[Data excerpts]
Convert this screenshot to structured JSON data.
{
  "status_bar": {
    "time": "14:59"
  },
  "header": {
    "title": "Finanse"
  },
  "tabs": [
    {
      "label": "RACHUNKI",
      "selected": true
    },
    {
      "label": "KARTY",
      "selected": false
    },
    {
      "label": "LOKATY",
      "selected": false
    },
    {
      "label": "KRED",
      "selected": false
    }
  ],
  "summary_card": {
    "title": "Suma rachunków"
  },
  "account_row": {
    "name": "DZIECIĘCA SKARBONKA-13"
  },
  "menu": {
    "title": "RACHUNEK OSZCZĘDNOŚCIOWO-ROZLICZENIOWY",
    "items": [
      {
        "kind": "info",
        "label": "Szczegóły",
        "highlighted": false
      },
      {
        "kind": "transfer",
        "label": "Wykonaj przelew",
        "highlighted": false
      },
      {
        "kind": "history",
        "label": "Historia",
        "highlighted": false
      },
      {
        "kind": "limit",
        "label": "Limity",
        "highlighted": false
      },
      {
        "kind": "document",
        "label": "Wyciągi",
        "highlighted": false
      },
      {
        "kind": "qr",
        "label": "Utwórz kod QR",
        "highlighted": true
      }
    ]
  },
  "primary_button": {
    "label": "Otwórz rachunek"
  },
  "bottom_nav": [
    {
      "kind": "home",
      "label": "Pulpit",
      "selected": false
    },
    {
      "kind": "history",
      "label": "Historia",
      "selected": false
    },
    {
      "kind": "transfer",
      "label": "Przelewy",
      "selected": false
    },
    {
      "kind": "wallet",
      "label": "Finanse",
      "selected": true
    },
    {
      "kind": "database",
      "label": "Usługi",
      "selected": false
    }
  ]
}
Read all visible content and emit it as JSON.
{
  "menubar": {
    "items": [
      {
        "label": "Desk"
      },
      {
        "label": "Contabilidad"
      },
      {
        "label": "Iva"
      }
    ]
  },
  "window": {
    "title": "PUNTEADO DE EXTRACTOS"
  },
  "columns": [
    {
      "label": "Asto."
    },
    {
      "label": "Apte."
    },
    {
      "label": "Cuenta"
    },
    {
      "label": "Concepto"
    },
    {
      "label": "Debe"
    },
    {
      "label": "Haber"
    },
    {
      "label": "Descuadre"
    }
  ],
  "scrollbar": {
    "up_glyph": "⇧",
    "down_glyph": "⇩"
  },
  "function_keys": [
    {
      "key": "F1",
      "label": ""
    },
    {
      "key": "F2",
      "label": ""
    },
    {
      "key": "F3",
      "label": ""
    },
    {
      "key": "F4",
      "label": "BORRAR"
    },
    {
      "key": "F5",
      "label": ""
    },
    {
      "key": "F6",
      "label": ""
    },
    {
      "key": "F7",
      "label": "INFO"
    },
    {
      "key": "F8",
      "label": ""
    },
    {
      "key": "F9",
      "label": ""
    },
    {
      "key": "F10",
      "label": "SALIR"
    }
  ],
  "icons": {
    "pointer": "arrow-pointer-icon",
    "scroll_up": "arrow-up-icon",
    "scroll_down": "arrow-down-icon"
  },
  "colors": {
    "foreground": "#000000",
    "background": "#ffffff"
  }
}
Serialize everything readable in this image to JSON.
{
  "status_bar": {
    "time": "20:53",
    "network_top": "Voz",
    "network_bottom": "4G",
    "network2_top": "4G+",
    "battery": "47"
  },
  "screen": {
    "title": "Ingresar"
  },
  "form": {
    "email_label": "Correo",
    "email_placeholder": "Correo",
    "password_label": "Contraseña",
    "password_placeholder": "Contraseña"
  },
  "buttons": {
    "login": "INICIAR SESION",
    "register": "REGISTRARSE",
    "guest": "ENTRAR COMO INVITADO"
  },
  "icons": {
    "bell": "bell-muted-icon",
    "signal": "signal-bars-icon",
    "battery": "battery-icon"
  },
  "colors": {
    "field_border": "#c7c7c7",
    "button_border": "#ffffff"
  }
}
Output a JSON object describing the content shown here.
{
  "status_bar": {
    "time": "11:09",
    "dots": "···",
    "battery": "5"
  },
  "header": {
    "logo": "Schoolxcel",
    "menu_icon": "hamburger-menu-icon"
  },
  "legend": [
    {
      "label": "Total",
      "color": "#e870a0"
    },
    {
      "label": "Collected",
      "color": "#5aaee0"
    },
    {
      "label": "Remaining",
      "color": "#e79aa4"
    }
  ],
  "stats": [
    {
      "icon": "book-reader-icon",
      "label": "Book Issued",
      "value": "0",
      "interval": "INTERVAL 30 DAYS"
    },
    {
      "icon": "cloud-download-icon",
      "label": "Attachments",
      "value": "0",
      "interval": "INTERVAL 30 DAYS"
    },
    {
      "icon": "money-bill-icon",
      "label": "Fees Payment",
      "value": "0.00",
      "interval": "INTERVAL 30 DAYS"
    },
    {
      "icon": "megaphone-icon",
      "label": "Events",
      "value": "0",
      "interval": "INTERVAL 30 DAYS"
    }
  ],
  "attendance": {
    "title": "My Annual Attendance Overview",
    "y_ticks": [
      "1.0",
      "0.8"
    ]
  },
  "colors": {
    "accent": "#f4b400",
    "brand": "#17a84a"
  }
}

**SHORT PROBLEM**
Reproduce the listing shown above in its entirety, exactly.

**COMPLETE OUTPUT**
Convert this screenshot to structured JSON data.
{
  "status_bar": {
    "time": "14:59"
  },
  "header": {
    "title": "Finanse"
  },
  "tabs": [
    {
      "label": "RACHUNKI",
      "selected": true
    },
    {
      "label": "KARTY",
      "selected": false
    },
    {
      "label": "LOKATY",
      "selected": false
    },
    {
      "label": "KRED",
      "selected": false
    }
  ],
  "summary_card": {
    "title": "Suma rachunków"
  },
  "account_row": {
    "name": "DZIECIĘCA SKARBONKA-13"
  },
  "menu": {
    "title": "RACHUNEK OSZCZĘDNOŚCIOWO-ROZLICZENIOWY",
    "items": [
      {
        "kind": "info",
        "label": "Szczegóły",
        "highlighted": false
      },
      {
        "kind": "transfer",
        "label": "Wykonaj przelew",
        "highlighted": false
      },
      {
        "kind": "history",
        "label": "Historia",
        "highlighted": false
      },
      {
        "kind": "limit",
        "label": "Limity",
        "highlighted": false
      },
      {
        "kind": "document",
        "label": "Wyciągi",
        "highlighted": false
      },
      {
        "kind": "qr",
        "label": "Utwórz kod QR",
        "highlighted": true
      }
    ]
  },
  "primary_button": {
    "label": "Otwórz rachunek"
  },
  "bottom_nav": [
    {
      "kind": "home",
      "label": "Pulpit",
      "selected": false
    },
    {
      "kind": "history",
      "label": "Historia",
      "selected": false
    },
    {
      "kind": "transfer",
      "label": "Przelewy",
      "selected": false
    },
    {
      "kind": "wallet",
      "label": "Finanse",
      "selected": true
    },
    {
      "kind": "database",
      "label": "Usługi",
      "selected": false
    }
  ]
}
Read all visible content and emit it as JSON.
{
  "menubar": {
    "items": [
      {
        "label": "Desk"
      },
      {
        "label": "Contabilidad"
      },
      {
        "label": "Iva"
      }
    ]
  },
  "window": {
    "title": "PUNTEADO DE EXTRACTOS"
  },
  "columns": [
    {
      "label": "Asto."
    },
    {
      "label": "Apte."
    },
    {
      "label": "Cuenta"
    },
    {
      "label": "Concepto"
    },
    {
      "label": "Debe"
    },
    {
      "label": "Haber"
    },
    {
      "label": "Descuadre"
    }
  ],
  "scrollbar": {
    "up_glyph": "⇧",
    "down_glyph": "⇩"
  },
  "function_keys": [
    {
      "key": "F1",
      "label": ""
    },
    {
      "key": "F2",
      "label": ""
    },
    {
      "key": "F3",
      "label": ""
    },
    {
      "key": "F4",
      "label": "BORRAR"
    },
    {
      "key": "F5",
      "label": ""
    },
    {
      "key": "F6",
      "label": ""
    },
    {
      "key": "F7",
      "label": "INFO"
    },
    {
      "key": "F8",
      "label": ""
    },
    {
      "key": "F9",
      "label": ""
    },
    {
      "key": "F10",
      "label": "SALIR"
    }
  ],
  "icons": {
    "pointer": "arrow-pointer-icon",
    "scroll_up": "arrow-up-icon",
    "scroll_down": "arrow-down-icon"
  },
  "colors": {
    "foreground": "#000000",
    "background": "#ffffff"
  }
}
Serialize everything readable in this image to JSON.
{
  "status_bar": {
    "time": "20:53",
    "network_top": "Voz",
    "network_bottom": "4G",
    "network2_top": "4G+",
    "battery": "47"
  },
  "screen": {
    "title": "Ingresar"
  },
  "form": {
    "email_label": "Correo",
    "email_placeholder": "Correo",
    "password_label": "Contraseña",
    "password_placeholder": "Contraseña"
  },
  "buttons": {
    "login": "INICIAR SESION",
    "register": "REGISTRARSE",
    "guest": "ENTRAR COMO INVITADO"
  },
  "icons": {
    "bell": "bell-muted-icon",
    "signal": "signal-bars-icon",
    "battery": "battery-icon"
  },
  "colors": {
    "field_border": "#c7c7c7",
    "button_border": "#ffffff"
  }
}
Output a JSON object describing the content shown here.
{
  "status_bar": {
    "time": "11:09",
    "dots": "···",
    "battery": "5"
  },
  "header": {
    "logo": "Schoolxcel",
    "menu_icon": "hamburger-menu-icon"
  },
  "legend": [
    {
      "label": "Total",
      "color": "#e870a0"
    },
    {
      "label": "Collected",
      "color": "#5aaee0"
    },
    {
      "label": "Remaining",
      "color": "#e79aa4"
    }
  ],
  "stats": [
    {
      "icon": "book-reader-icon",
      "label": "Book Issued",
      "value": "0",
      "interval": "INTERVAL 30 DAYS"
    },
    {
      "icon": "cloud-download-icon",
      "label": "Attachments",
      "value": "0",
      "interval": "INTERVAL 30 DAYS"
    },
    {
      "icon": "money-bill-icon",
      "label": "Fees Payment",
      "value": "0.00",
      "interval": "INTERVAL 30 DAYS"
    },
    {
      "icon": "megaphone-icon",
      "label": "Events",
      "value": "0",
      "interval": "INTERVAL 30 DAYS"
    }
  ],
  "attendance": {
    "title": "My Annual Attendance Overview",
    "y_ticks": [
      "1.0",
      "0.8"
    ]
  },
  "colors": {
    "accent": "#f4b400",
    "brand": "#17a84a"
  }
}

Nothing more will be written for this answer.